Set exercise |
Leaving out all images, write out the records that follow exactly.

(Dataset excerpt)
<<<<

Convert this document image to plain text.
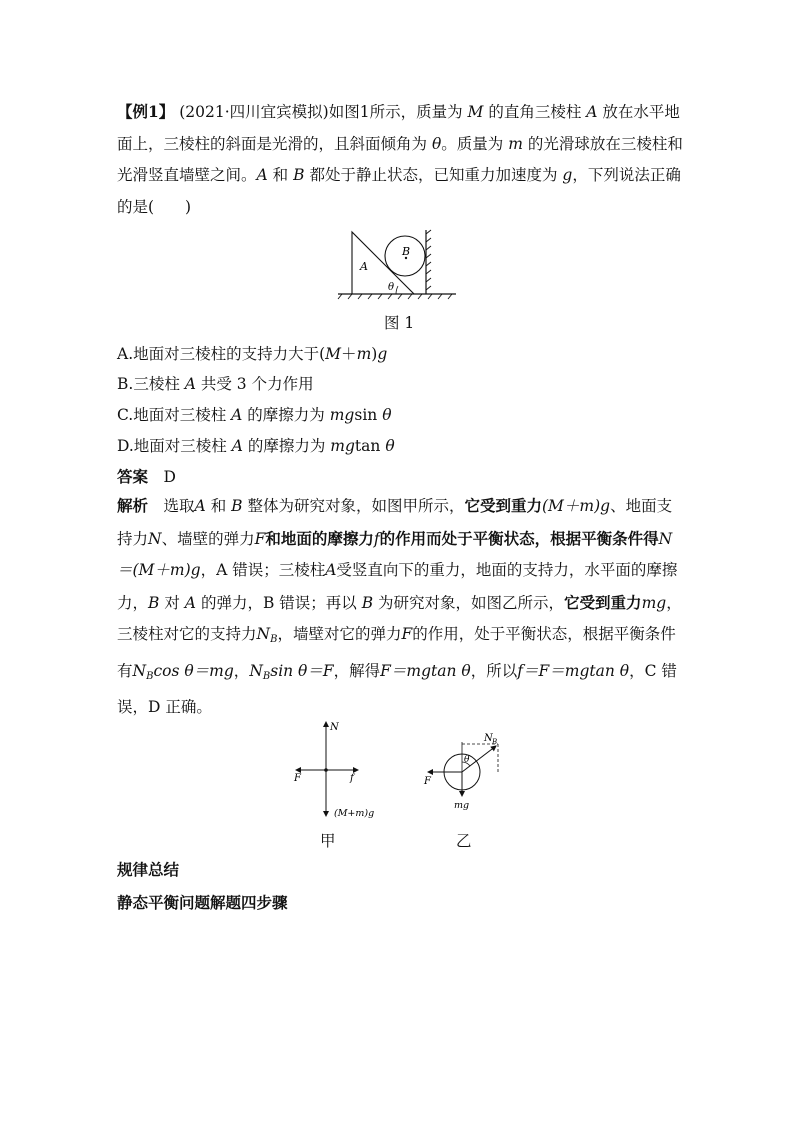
【例1】 (2021·四川宜宾模拟)如图1所示，质量为 M 的直角三棱柱 A 放在水平地面上，三棱柱的斜面是光滑的，且斜面倾角为 θ。质量为 m 的光滑球放在三棱柱和光滑竖直墙壁之间。A 和 B 都处于静止状态，已知重力加速度为 g，下列说法正确的是(　　)

A
B
θ
图 1

A.地面对三棱柱的支持力大于(M＋m)g

B.三棱柱 A 共受 3 个力作用

C.地面对三棱柱 A 的摩擦力为 mgsin θ

D.地面对三棱柱 A 的摩擦力为 mgtan θ

答案　 D

解析　 选取A 和 B 整体为研究对象，如图甲所示，它受到重力(M＋m)g、地面支持力N、墙壁的弹力F和地面的摩擦力f的作用而处于平衡状态，根据平衡条件得N＝(M＋m)g，A 错误；三棱柱A受竖直向下的重力，地面的支持力，水平面的摩擦力，B 对 A 的弹力，B 错误；再以 B 为研究对象，如图乙所示，它受到重力mg，三棱柱对它的支持力$N_B$，墙壁对它的弹力F的作用，处于平衡状态，根据平衡条件有$N_B\cos$ θ＝mg，$N_B\sin$ θ＝F，解得F＝mgtan θ，所以f＝F＝mgtan θ，C 错误，D 正确。

N
F	f
(M+m)g
甲
θ
N B
F
mg
乙

规律总结

静态平衡问题解题四步骤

>>>>

Solution to this problem |
Convert this document image to plain text.
【例1】 (2021·四川宜宾模拟)如图1所示，质量为 M 的直角三棱柱 A 放在水平地面上，三棱柱的斜面是光滑的，且斜面倾角为 θ。质量为 m 的光滑球放在三棱柱和光滑竖直墙壁之间。A 和 B 都处于静止状态，已知重力加速度为 g，下列说法正确的是(　　)

A
B
θ
图 1

A.地面对三棱柱的支持力大于(M＋m)g

B.三棱柱 A 共受 3 个力作用

C.地面对三棱柱 A 的摩擦力为 mgsin θ

D.地面对三棱柱 A 的摩擦力为 mgtan θ

答案　 D

解析　 选取A 和 B 整体为研究对象，如图甲所示，它受到重力(M＋m)g、地面支持力N、墙壁的弹力F和地面的摩擦力f的作用而处于平衡状态，根据平衡条件得N＝(M＋m)g，A 错误；三棱柱A受竖直向下的重力，地面的支持力，水平面的摩擦力，B 对 A 的弹力，B 错误；再以 B 为研究对象，如图乙所示，它受到重力mg，三棱柱对它的支持力$N_B$，墙壁对它的弹力F的作用，处于平衡状态，根据平衡条件有$N_B\cos$ θ＝mg，$N_B\sin$ θ＝F，解得F＝mgtan θ，所以f＝F＝mgtan θ，C 错误，D 正确。

N
F	f
(M+m)g
甲
θ
N B
F
mg
乙

规律总结

静态平衡问题解题四步骤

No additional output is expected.